··· TEKSTFRAGMENT

Publicaties: niet tellen, maar lezen

Wetenschap is meer dan werken aan een zo lang mogelijke publicatielijst. Dat is waar het na de affaire-Nijkamp over moet gaan, vindt cultuurpsycholoog Ruud Abma.

"Zelfplagiaat" is de term die sinds begin januari van dit jaar is vastgekleefd aan de emeritus-hoogleraar regionale economie Peter Nijkamp. Gedoeld wordt op het hergebruik van eerder gepubliceerde stukken tekst zonder dat dit aan de lezer of de uitgever wordt gemeld.

De wetenschapsjournalist Frank van Kolfschooten gebruikte dit begrip (NRC Handelsblad, 7 januari 2014) om de werkwijze van Nijkamp te typeren, en is daarmee consequent. "Om de beschuldiging van 'zelfplagiaat' voor te zijn" meldt hij bijvoorbeeld op pagina 291 van zijn boek Ontspoorde wetenschap (2012): "dit boek is geschreven op het fundament van mijn boek Valse vooruitgang. Bedrog in de Nederlandse wetenschap uit 1993. Diverse zaken uit dat boek [...] keren in Ontspoorde wetenschap terug met het oog op de naslagfunctie." Maar een herziene versie van het eerdere boek is het niet, aldus Van Kolfschooten, het is "een nieuw boek vol nieuwe verhalen, resultaat van - wederom - diepgravend onderzoek". Dat laatste is natuurlijk een geval van zelftypering, maar laten we hem dat gunnen.

······
··· OVERZICHT

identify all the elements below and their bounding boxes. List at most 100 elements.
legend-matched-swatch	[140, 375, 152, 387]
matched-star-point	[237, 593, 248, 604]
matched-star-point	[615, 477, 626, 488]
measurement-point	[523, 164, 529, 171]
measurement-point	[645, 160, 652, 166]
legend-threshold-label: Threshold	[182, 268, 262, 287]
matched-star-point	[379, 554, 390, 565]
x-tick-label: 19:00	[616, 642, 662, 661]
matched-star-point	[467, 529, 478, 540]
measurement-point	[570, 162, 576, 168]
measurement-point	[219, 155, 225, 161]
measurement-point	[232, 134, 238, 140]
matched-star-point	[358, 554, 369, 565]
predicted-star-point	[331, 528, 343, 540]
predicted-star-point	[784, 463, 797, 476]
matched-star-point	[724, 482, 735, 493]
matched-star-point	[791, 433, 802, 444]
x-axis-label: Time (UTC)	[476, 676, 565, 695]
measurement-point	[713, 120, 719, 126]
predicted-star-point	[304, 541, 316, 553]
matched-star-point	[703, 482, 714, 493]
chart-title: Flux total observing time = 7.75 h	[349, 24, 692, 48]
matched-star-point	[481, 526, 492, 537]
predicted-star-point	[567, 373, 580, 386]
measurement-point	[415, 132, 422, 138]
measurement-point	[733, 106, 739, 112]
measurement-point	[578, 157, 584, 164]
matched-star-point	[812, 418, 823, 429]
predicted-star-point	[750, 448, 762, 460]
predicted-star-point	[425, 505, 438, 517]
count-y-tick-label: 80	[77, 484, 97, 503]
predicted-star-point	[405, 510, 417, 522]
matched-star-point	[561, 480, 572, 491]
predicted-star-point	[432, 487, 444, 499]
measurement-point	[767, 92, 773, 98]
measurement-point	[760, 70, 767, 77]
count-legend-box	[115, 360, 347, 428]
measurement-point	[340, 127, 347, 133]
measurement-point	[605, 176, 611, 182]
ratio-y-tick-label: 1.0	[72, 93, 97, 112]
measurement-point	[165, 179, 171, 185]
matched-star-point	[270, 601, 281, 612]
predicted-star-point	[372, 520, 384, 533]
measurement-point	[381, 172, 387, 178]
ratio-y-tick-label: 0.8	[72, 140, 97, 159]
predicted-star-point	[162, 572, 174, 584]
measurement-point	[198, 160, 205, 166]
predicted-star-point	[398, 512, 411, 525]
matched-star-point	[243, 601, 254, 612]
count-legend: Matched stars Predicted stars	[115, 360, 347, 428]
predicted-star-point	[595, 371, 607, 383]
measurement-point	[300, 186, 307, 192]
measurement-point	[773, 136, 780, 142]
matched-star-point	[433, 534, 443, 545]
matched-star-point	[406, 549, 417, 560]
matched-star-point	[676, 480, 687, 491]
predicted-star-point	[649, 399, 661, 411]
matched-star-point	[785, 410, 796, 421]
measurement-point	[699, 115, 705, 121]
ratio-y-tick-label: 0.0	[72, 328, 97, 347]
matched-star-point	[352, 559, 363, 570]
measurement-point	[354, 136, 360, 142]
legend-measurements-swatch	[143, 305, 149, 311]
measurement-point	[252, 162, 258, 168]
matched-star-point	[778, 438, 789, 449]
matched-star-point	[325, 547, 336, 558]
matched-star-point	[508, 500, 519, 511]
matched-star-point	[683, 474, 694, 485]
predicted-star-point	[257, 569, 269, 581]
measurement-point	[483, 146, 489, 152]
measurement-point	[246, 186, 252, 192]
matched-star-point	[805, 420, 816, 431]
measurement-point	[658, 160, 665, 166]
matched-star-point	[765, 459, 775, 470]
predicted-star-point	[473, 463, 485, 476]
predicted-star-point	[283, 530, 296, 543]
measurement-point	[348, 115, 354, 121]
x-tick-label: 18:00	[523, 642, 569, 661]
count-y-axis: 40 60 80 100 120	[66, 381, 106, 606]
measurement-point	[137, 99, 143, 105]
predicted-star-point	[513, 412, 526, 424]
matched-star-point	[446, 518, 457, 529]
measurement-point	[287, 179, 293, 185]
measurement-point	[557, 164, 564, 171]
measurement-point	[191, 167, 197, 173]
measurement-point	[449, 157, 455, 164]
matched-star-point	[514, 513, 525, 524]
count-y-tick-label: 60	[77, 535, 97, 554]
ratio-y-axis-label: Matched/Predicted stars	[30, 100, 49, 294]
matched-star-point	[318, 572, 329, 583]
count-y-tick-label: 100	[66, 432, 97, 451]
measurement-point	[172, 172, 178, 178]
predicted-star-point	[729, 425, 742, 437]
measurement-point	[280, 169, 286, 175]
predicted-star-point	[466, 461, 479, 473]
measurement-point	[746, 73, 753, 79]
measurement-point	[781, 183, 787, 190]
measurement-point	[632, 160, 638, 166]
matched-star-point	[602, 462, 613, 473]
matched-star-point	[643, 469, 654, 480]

······

▶ [TE DOEN]:
**1)** Vervang in de rijen, in alles vanaf het begin tot en met de regel met "160, 652, 166]", "measurement-point" door "meetpunt" en laat de rest van die regels ongewijzigd.
**2)** Zet het stuk over zelfplagiaat en de affaire-Nijkamp voort, te beginnen na de laatste zin.
De tekst en de rijen hebben niets met elkaar te maken.

▶ [UITGEWERKTE OPGAVEN]:
**1)**
identify all the elements below and their bounding boxes. List at most 100 elements.
legend-matched-swatch	[140, 375, 152, 387]
matched-star-point	[237, 593, 248, 604]
matched-star-point	[615, 477, 626, 488]
meetpunt	[523, 164, 529, 171]
meetpunt	[645, 160, 652, 166]

**2)**
Belangrijker is de zaak zelf. Diverse commentatoren, variërend van schrijver Christiaan Weijts tot KNAW-president Hans Clevers, merkten luchtig op dat zij ook wel eens formuleringen hergebruikten als dat zo te pas kwam. Filosoof Ger Groot vindt zelfs dat er niets mis mee is: weinig mensen hebben originele gedachten, en ook grote geesten als Isaiah Berlin herhaalden zichzelf voortdurend (Trouw, 14 januari).

Weer anderen (Maarten Prak en Jan Luiten van Zanden, Volkskrant 11 januari) stellen dat zelfplagiaat niet bestaat en dat Nijkamp pas iets te verwijten valt "als de herhalingen omvangrijk en systematisch zouden zijn". Dat laatste wordt nu in opdracht van de VU onderzocht door een commissie, onder voorzitterschap van de jurist Jaap Zwemmer. Intussen is Van Kolfschooten met meer voorbeelden gekomen van de (zelf)overnamepraktijken van Nijkamp (zie hier en ook NRC Handelsblad van 18 januari).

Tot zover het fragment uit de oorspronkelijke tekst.